--- DATA FOR THIS TASK ---

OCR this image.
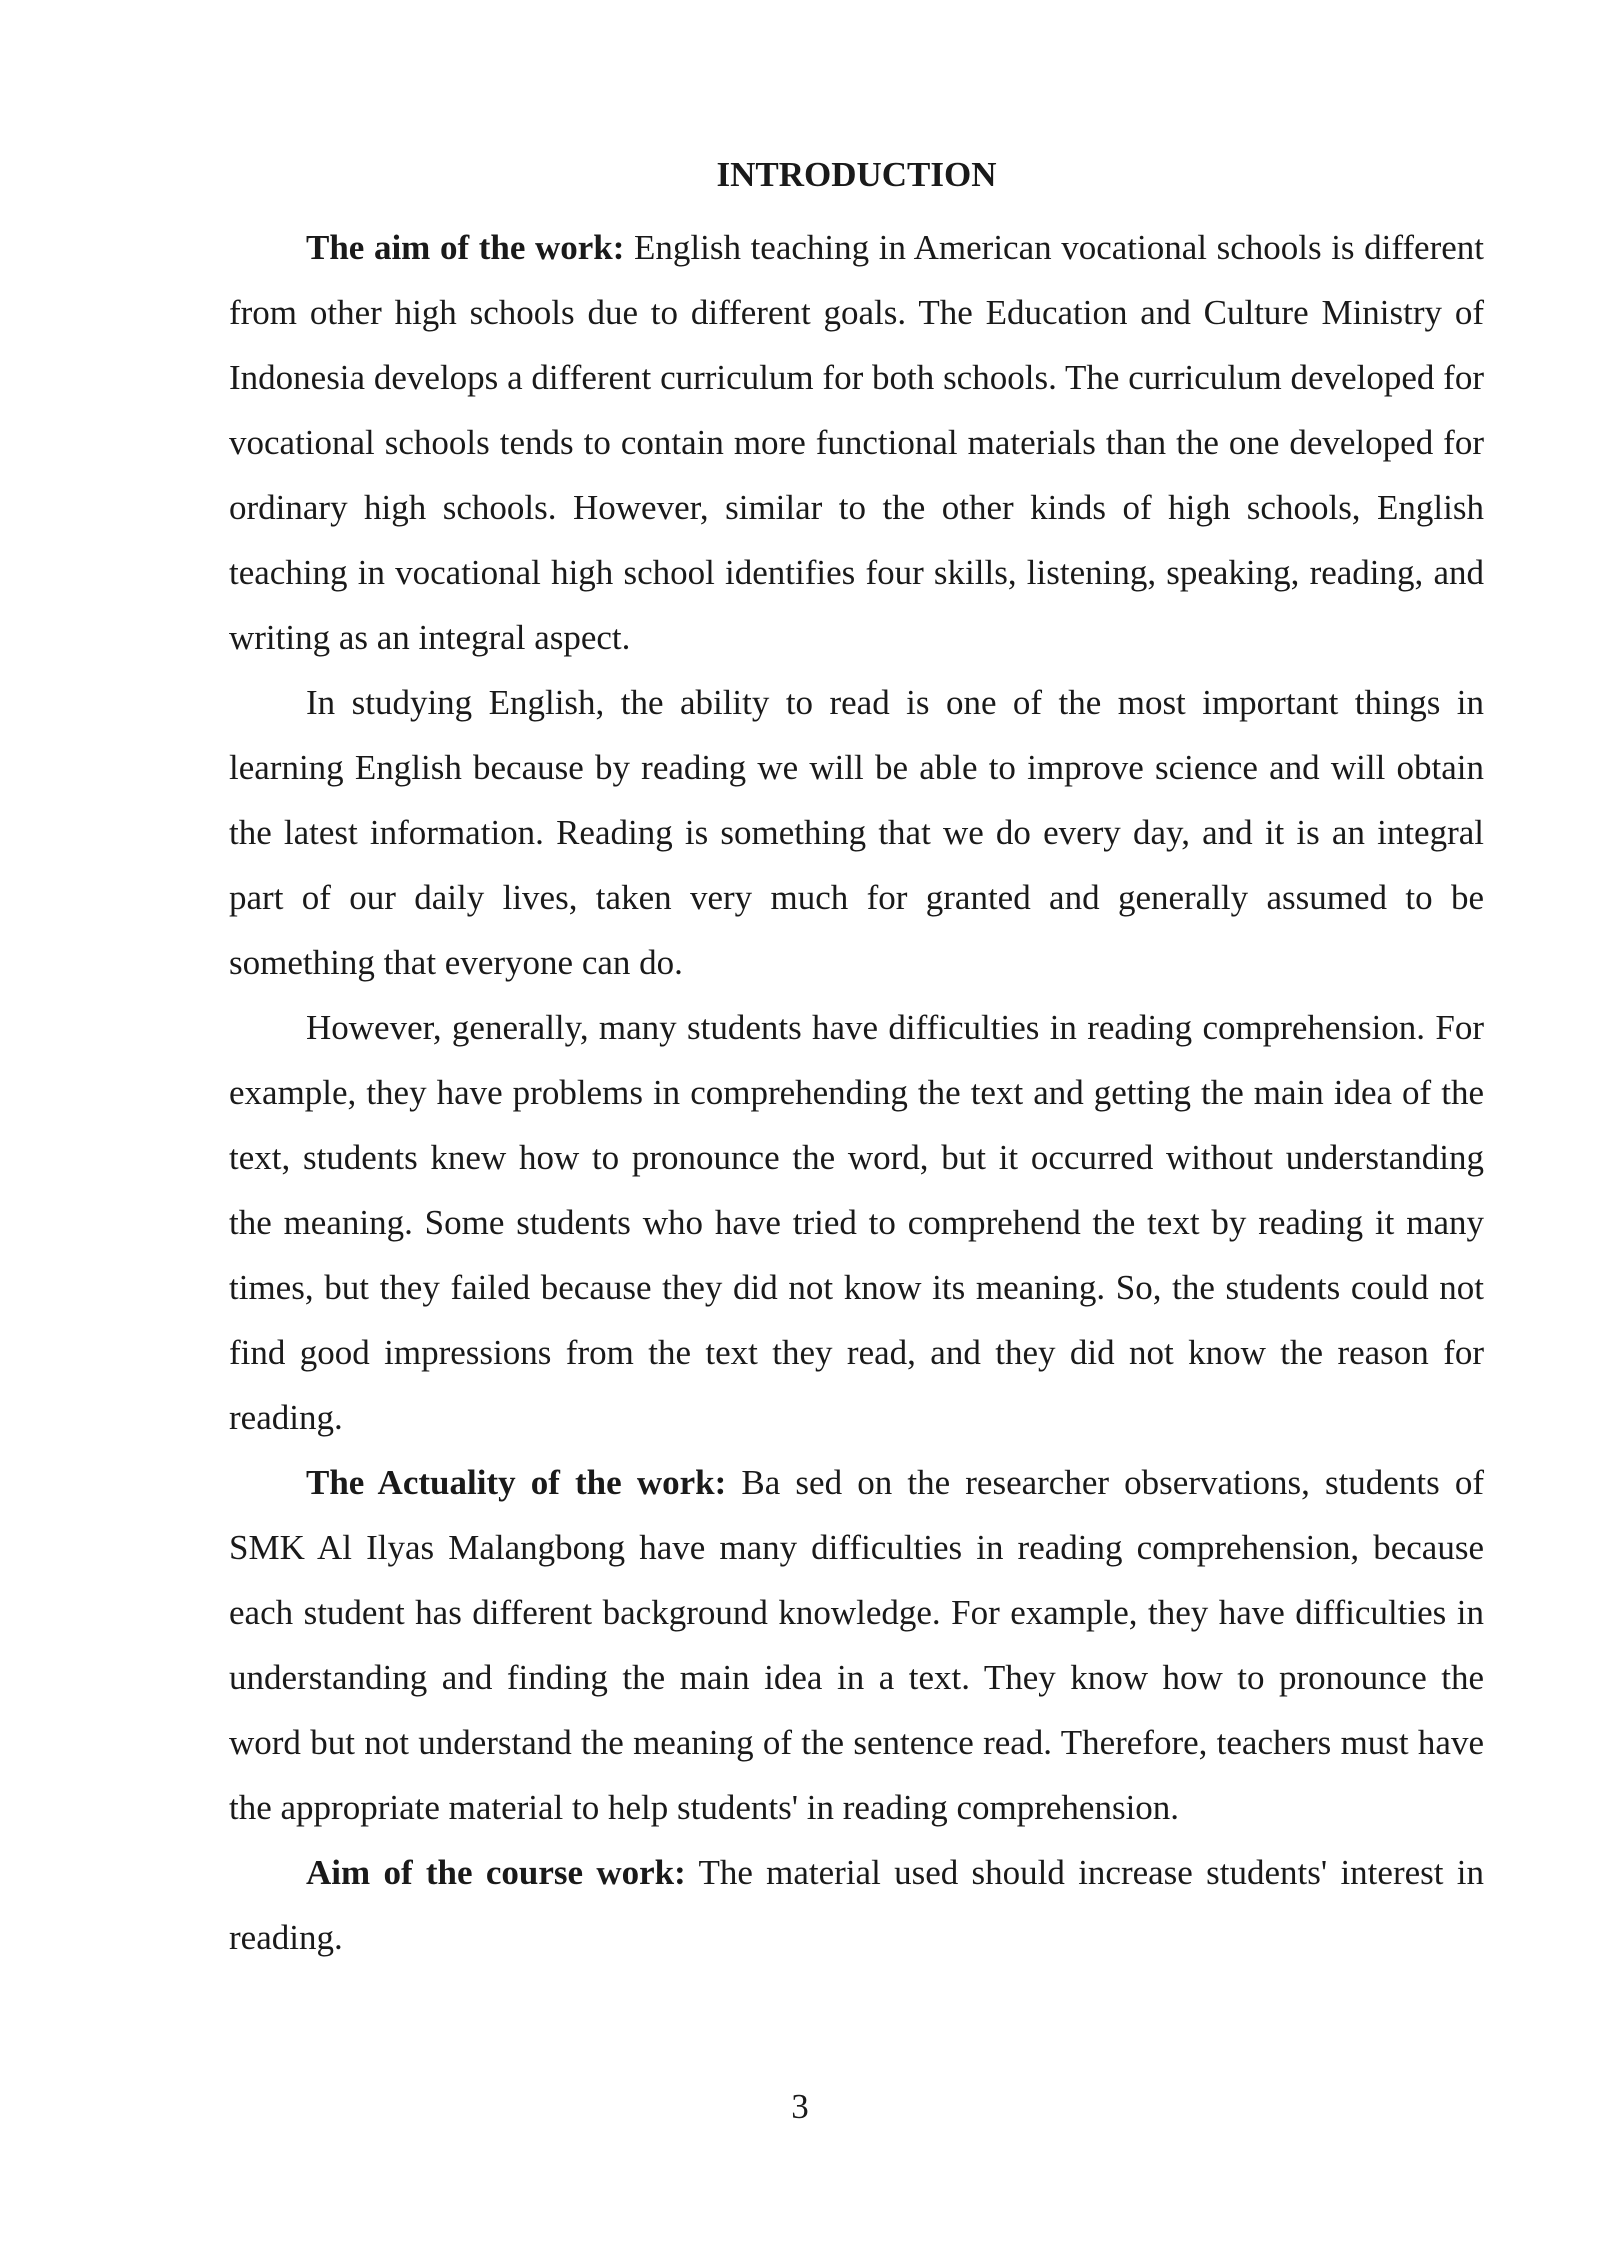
INTRODUCTION

The aim of the work: English teaching in American vocational schools is different from other high schools due to different goals. The Education and Culture Ministry of Indonesia develops a different curriculum for both schools. The curriculum developed for vocational schools tends to contain more functional materials than the one developed for ordinary high schools. However, similar to the other kinds of high schools, English teaching in vocational high school identifies four skills, listening, speaking, reading, and writing as an integral aspect.

In studying English, the ability to read is one of the most important things in learning English because by reading we will be able to improve science and will obtain the latest information. Reading is something that we do every day, and it is an integral part of our daily lives, taken very much for granted and generally assumed to be something that everyone can do.

However, generally, many students have difficulties in reading comprehension. For example, they have problems in comprehending the text and getting the main idea of the text, students knew how to pronounce the word, but it occurred without understanding the meaning. Some students who have tried to comprehend the text by reading it many times, but they failed because they did not know its meaning. So, the students could not find good impressions from the text they read, and they did not know the reason for reading.

The Actuality of the work: Ba sed on the researcher observations, students of SMK Al Ilyas Malangbong have many difficulties in reading comprehension, because each student has different background knowledge. For example, they have difficulties in understanding and finding the main idea in a text. They know how to pronounce the word but not understand the meaning of the sentence read. Therefore, teachers must have the appropriate material to help students' in reading comprehension.

Aim of the course work: The material used should increase students' interest in reading.

3
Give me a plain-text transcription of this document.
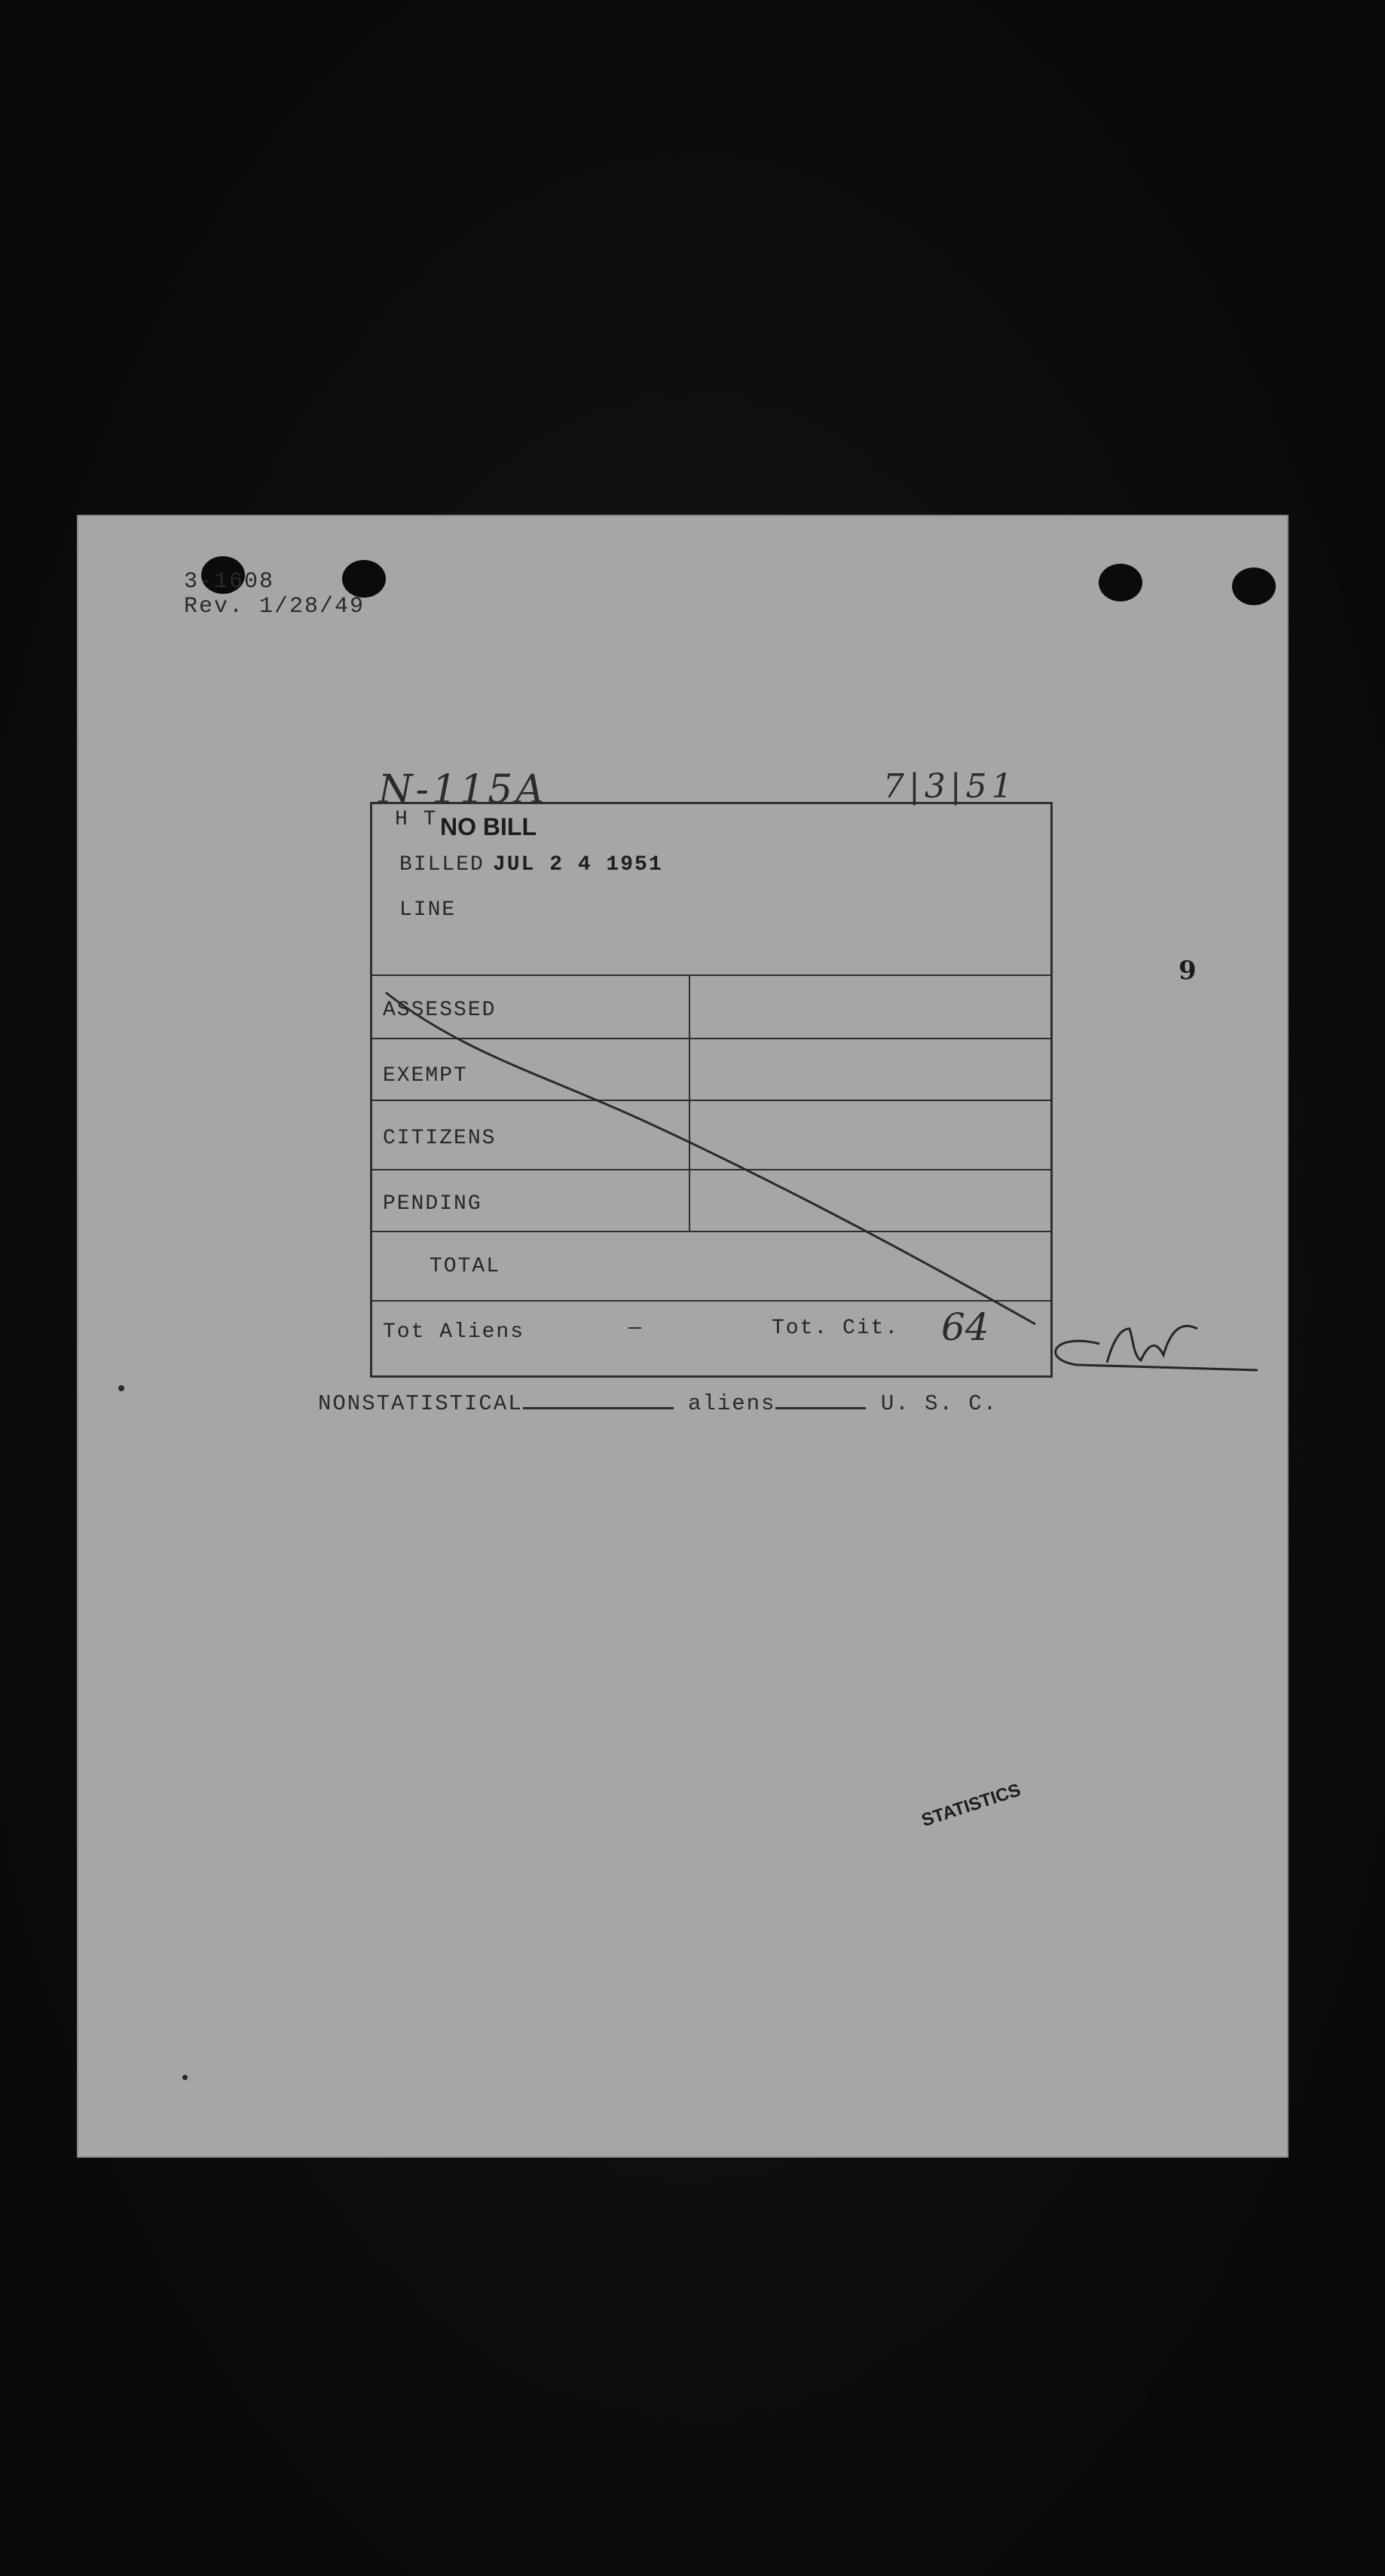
3-1608
Rev. 1/28/49
N-115A	7|3|51
9
H T NO BILL
BILLED JUL 2 4 1951
LINE
ASSESSED
EXEMPT
CITIZENS
PENDING
TOTAL
Tot Aliens	—	Tot. Cit. 64
NONSTATISTICAL	aliens	U. S. C.
STATISTICS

---

Set down every entry word for word, but omit the pictures.

REPLY TO THE EXERCISE:
OCR this image.
INTRODUCTION

The aim of the work: English teaching in American vocational schools is different from other high schools due to different goals. The Education and Culture Ministry of Indonesia develops a different curriculum for both schools. The curriculum developed for vocational schools tends to contain more functional materials than the one developed for ordinary high schools. However, similar to the other kinds of high schools, English teaching in vocational high school identifies four skills, listening, speaking, reading, and writing as an integral aspect.

In studying English, the ability to read is one of the most important things in learning English because by reading we will be able to improve science and will obtain the latest information. Reading is something that we do every day, and it is an integral part of our daily lives, taken very much for granted and generally assumed to be something that everyone can do.

However, generally, many students have difficulties in reading comprehension. For example, they have problems in comprehending the text and getting the main idea of the text, students knew how to pronounce the word, but it occurred without understanding the meaning. Some students who have tried to comprehend the text by reading it many times, but they failed because they did not know its meaning. So, the students could not find good impressions from the text they read, and they did not know the reason for reading.

The Actuality of the work: Ba sed on the researcher observations, students of SMK Al Ilyas Malangbong have many difficulties in reading comprehension, because each student has different background knowledge. For example, they have difficulties in understanding and finding the main idea in a text. They know how to pronounce the word but not understand the meaning of the sentence read. Therefore, teachers must have the appropriate material to help students' in reading comprehension.

Aim of the course work: The material used should increase students' interest in reading.

3
Give me a plain-text transcription of this document.
3-1608
Rev. 1/28/49
N-115A	7|3|51
9
H T NO BILL
BILLED JUL 2 4 1951
LINE
ASSESSED
EXEMPT
CITIZENS
PENDING
TOTAL
Tot Aliens	—	Tot. Cit. 64
NONSTATISTICAL	aliens	U. S. C.
STATISTICS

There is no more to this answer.